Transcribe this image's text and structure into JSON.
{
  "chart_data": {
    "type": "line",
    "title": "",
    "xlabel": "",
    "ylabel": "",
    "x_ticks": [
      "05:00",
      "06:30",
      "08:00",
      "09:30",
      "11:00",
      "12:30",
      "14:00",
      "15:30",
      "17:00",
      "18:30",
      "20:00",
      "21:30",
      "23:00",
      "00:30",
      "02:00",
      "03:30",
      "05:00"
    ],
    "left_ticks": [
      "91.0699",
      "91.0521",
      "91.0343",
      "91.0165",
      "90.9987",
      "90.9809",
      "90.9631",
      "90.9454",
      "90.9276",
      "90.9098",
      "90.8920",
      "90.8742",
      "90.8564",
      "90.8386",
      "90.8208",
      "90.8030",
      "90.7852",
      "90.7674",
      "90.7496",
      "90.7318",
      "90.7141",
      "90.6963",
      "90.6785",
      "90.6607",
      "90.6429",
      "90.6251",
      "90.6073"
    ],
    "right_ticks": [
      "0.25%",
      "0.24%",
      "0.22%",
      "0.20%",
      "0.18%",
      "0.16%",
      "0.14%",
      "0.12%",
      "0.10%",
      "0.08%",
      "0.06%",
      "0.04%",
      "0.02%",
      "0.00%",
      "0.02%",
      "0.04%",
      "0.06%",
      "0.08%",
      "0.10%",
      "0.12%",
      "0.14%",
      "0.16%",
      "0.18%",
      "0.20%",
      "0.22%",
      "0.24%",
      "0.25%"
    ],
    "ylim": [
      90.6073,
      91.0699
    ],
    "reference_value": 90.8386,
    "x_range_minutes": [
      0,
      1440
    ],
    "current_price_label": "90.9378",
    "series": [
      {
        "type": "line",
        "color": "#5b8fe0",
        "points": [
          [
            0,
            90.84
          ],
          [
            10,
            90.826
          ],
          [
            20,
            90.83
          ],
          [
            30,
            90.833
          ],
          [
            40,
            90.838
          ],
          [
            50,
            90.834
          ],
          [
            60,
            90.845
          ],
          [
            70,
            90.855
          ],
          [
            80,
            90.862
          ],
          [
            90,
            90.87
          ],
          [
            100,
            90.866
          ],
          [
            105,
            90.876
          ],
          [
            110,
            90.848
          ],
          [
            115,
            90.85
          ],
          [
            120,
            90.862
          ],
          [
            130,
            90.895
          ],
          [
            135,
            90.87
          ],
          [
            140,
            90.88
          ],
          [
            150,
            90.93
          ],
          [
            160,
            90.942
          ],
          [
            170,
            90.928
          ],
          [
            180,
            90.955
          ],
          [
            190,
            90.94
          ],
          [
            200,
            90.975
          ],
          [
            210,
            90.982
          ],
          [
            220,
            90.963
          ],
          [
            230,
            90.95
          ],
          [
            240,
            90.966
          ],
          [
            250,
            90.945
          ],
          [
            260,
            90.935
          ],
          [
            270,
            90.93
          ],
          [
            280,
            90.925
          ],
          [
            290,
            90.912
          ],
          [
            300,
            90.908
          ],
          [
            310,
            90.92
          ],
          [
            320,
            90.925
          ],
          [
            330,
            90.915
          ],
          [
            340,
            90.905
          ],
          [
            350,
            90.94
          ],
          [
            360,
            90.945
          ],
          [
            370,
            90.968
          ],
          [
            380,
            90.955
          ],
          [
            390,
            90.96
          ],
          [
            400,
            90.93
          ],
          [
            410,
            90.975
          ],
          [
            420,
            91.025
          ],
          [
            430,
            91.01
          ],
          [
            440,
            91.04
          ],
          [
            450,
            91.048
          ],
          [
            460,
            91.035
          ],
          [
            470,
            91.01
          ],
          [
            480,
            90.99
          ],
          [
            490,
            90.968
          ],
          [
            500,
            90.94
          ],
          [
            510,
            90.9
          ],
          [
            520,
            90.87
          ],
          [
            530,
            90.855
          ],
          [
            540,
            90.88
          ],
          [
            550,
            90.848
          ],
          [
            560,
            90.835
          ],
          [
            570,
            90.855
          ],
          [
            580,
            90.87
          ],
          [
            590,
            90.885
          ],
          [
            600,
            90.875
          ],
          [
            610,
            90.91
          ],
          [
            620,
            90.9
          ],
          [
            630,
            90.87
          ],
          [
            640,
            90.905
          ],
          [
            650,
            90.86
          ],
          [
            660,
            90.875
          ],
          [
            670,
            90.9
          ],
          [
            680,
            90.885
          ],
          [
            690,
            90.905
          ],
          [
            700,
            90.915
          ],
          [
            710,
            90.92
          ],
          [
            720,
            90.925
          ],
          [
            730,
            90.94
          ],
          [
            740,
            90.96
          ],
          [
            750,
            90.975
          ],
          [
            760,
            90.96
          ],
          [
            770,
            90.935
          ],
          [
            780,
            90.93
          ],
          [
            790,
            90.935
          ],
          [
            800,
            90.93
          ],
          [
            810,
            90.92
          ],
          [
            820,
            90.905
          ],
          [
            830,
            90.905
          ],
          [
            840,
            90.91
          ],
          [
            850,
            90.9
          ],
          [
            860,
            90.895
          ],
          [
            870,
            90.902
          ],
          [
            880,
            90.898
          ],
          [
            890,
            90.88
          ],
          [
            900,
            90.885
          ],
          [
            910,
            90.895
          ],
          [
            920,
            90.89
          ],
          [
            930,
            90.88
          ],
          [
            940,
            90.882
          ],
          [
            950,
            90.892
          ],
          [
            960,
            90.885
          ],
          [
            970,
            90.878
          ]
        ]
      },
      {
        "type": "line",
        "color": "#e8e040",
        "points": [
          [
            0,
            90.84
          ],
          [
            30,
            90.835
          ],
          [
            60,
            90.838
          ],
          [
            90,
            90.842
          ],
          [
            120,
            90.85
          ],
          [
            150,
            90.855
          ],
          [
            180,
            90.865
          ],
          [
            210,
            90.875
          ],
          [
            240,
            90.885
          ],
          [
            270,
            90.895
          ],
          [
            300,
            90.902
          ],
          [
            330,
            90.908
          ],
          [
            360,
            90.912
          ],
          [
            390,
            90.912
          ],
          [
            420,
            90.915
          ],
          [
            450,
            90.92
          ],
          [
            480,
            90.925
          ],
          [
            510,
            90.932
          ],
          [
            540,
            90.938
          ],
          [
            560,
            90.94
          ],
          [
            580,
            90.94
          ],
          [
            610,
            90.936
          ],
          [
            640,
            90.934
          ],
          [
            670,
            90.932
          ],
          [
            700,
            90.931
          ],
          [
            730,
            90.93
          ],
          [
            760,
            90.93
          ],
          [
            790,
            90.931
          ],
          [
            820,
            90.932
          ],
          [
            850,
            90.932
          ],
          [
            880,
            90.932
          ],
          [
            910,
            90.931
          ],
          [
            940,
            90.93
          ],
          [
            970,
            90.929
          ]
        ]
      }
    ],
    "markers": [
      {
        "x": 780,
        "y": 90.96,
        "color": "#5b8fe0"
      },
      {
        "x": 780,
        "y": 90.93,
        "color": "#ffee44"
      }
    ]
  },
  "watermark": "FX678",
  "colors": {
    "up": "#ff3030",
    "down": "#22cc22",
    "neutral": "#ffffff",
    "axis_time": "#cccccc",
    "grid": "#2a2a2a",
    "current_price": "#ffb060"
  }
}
# # # # # # #
Restate each record word for word.

Transcribe this image's text and structure into JSON.
{
  "chart_data": {
    "type": "line",
    "title": "",
    "xlabel": "",
    "ylabel": "",
    "x_ticks": [
      "05:00",
      "06:30",
      "08:00",
      "09:30",
      "11:00",
      "12:30",
      "14:00",
      "15:30",
      "17:00",
      "18:30",
      "20:00",
      "21:30",
      "23:00",
      "00:30",
      "02:00",
      "03:30",
      "05:00"
    ],
    "left_ticks": [
      "91.0699",
      "91.0521",
      "91.0343",
      "91.0165",
      "90.9987",
      "90.9809",
      "90.9631",
      "90.9454",
      "90.9276",
      "90.9098",
      "90.8920",
      "90.8742",
      "90.8564",
      "90.8386",
      "90.8208",
      "90.8030",
      "90.7852",
      "90.7674",
      "90.7496",
      "90.7318",
      "90.7141",
      "90.6963",
      "90.6785",
      "90.6607",
      "90.6429",
      "90.6251",
      "90.6073"
    ],
    "right_ticks": [
      "0.25%",
      "0.24%",
      "0.22%",
      "0.20%",
      "0.18%",
      "0.16%",
      "0.14%",
      "0.12%",
      "0.10%",
      "0.08%",
      "0.06%",
      "0.04%",
      "0.02%",
      "0.00%",
      "0.02%",
      "0.04%",
      "0.06%",
      "0.08%",
      "0.10%",
      "0.12%",
      "0.14%",
      "0.16%",
      "0.18%",
      "0.20%",
      "0.22%",
      "0.24%",
      "0.25%"
    ],
    "ylim": [
      90.6073,
      91.0699
    ],
    "reference_value": 90.8386,
    "x_range_minutes": [
      0,
      1440
    ],
    "current_price_label": "90.9378",
    "series": [
      {
        "type": "line",
        "color": "#5b8fe0",
        "points": [
          [
            0,
            90.84
          ],
          [
            10,
            90.826
          ],
          [
            20,
            90.83
          ],
          [
            30,
            90.833
          ],
          [
            40,
            90.838
          ],
          [
            50,
            90.834
          ],
          [
            60,
            90.845
          ],
          [
            70,
            90.855
          ],
          [
            80,
            90.862
          ],
          [
            90,
            90.87
          ],
          [
            100,
            90.866
          ],
          [
            105,
            90.876
          ],
          [
            110,
            90.848
          ],
          [
            115,
            90.85
          ],
          [
            120,
            90.862
          ],
          [
            130,
            90.895
          ],
          [
            135,
            90.87
          ],
          [
            140,
            90.88
          ],
          [
            150,
            90.93
          ],
          [
            160,
            90.942
          ],
          [
            170,
            90.928
          ],
          [
            180,
            90.955
          ],
          [
            190,
            90.94
          ],
          [
            200,
            90.975
          ],
          [
            210,
            90.982
          ],
          [
            220,
            90.963
          ],
          [
            230,
            90.95
          ],
          [
            240,
            90.966
          ],
          [
            250,
            90.945
          ],
          [
            260,
            90.935
          ],
          [
            270,
            90.93
          ],
          [
            280,
            90.925
          ],
          [
            290,
            90.912
          ],
          [
            300,
            90.908
          ],
          [
            310,
            90.92
          ],
          [
            320,
            90.925
          ],
          [
            330,
            90.915
          ],
          [
            340,
            90.905
          ],
          [
            350,
            90.94
          ],
          [
            360,
            90.945
          ],
          [
            370,
            90.968
          ],
          [
            380,
            90.955
          ],
          [
            390,
            90.96
          ],
          [
            400,
            90.93
          ],
          [
            410,
            90.975
          ],
          [
            420,
            91.025
          ],
          [
            430,
            91.01
          ],
          [
            440,
            91.04
          ],
          [
            450,
            91.048
          ],
          [
            460,
            91.035
          ],
          [
            470,
            91.01
          ],
          [
            480,
            90.99
          ],
          [
            490,
            90.968
          ],
          [
            500,
            90.94
          ],
          [
            510,
            90.9
          ],
          [
            520,
            90.87
          ],
          [
            530,
            90.855
          ],
          [
            540,
            90.88
          ],
          [
            550,
            90.848
          ],
          [
            560,
            90.835
          ],
          [
            570,
            90.855
          ],
          [
            580,
            90.87
          ],
          [
            590,
            90.885
          ],
          [
            600,
            90.875
          ],
          [
            610,
            90.91
          ],
          [
            620,
            90.9
          ],
          [
            630,
            90.87
          ],
          [
            640,
            90.905
          ],
          [
            650,
            90.86
          ],
          [
            660,
            90.875
          ],
          [
            670,
            90.9
          ],
          [
            680,
            90.885
          ],
          [
            690,
            90.905
          ],
          [
            700,
            90.915
          ],
          [
            710,
            90.92
          ],
          [
            720,
            90.925
          ],
          [
            730,
            90.94
          ],
          [
            740,
            90.96
          ],
          [
            750,
            90.975
          ],
          [
            760,
            90.96
          ],
          [
            770,
            90.935
          ],
          [
            780,
            90.93
          ],
          [
            790,
            90.935
          ],
          [
            800,
            90.93
          ],
          [
            810,
            90.92
          ],
          [
            820,
            90.905
          ],
          [
            830,
            90.905
          ],
          [
            840,
            90.91
          ],
          [
            850,
            90.9
          ],
          [
            860,
            90.895
          ],
          [
            870,
            90.902
          ],
          [
            880,
            90.898
          ],
          [
            890,
            90.88
          ],
          [
            900,
            90.885
          ],
          [
            910,
            90.895
          ],
          [
            920,
            90.89
          ],
          [
            930,
            90.88
          ],
          [
            940,
            90.882
          ],
          [
            950,
            90.892
          ],
          [
            960,
            90.885
          ],
          [
            970,
            90.878
          ]
        ]
      },
      {
        "type": "line",
        "color": "#e8e040",
        "points": [
          [
            0,
            90.84
          ],
          [
            30,
            90.835
          ],
          [
            60,
            90.838
          ],
          [
            90,
            90.842
          ],
          [
            120,
            90.85
          ],
          [
            150,
            90.855
          ],
          [
            180,
            90.865
          ],
          [
            210,
            90.875
          ],
          [
            240,
            90.885
          ],
          [
            270,
            90.895
          ],
          [
            300,
            90.902
          ],
          [
            330,
            90.908
          ],
          [
            360,
            90.912
          ],
          [
            390,
            90.912
          ],
          [
            420,
            90.915
          ],
          [
            450,
            90.92
          ],
          [
            480,
            90.925
          ],
          [
            510,
            90.932
          ],
          [
            540,
            90.938
          ],
          [
            560,
            90.94
          ],
          [
            580,
            90.94
          ],
          [
            610,
            90.936
          ],
          [
            640,
            90.934
          ],
          [
            670,
            90.932
          ],
          [
            700,
            90.931
          ],
          [
            730,
            90.93
          ],
          [
            760,
            90.93
          ],
          [
            790,
            90.931
          ],
          [
            820,
            90.932
          ],
          [
            850,
            90.932
          ],
          [
            880,
            90.932
          ],
          [
            910,
            90.931
          ],
          [
            940,
            90.93
          ],
          [
            970,
            90.929
          ]
        ]
      }
    ],
    "markers": [
      {
        "x": 780,
        "y": 90.96,
        "color": "#5b8fe0"
      },
      {
        "x": 780,
        "y": 90.93,
        "color": "#ffee44"
      }
    ]
  },
  "watermark": "FX678",
  "colors": {
    "up": "#ff3030",
    "down": "#22cc22",
    "neutral": "#ffffff",
    "axis_time": "#cccccc",
    "grid": "#2a2a2a",
    "current_price": "#ffb060"
  }
}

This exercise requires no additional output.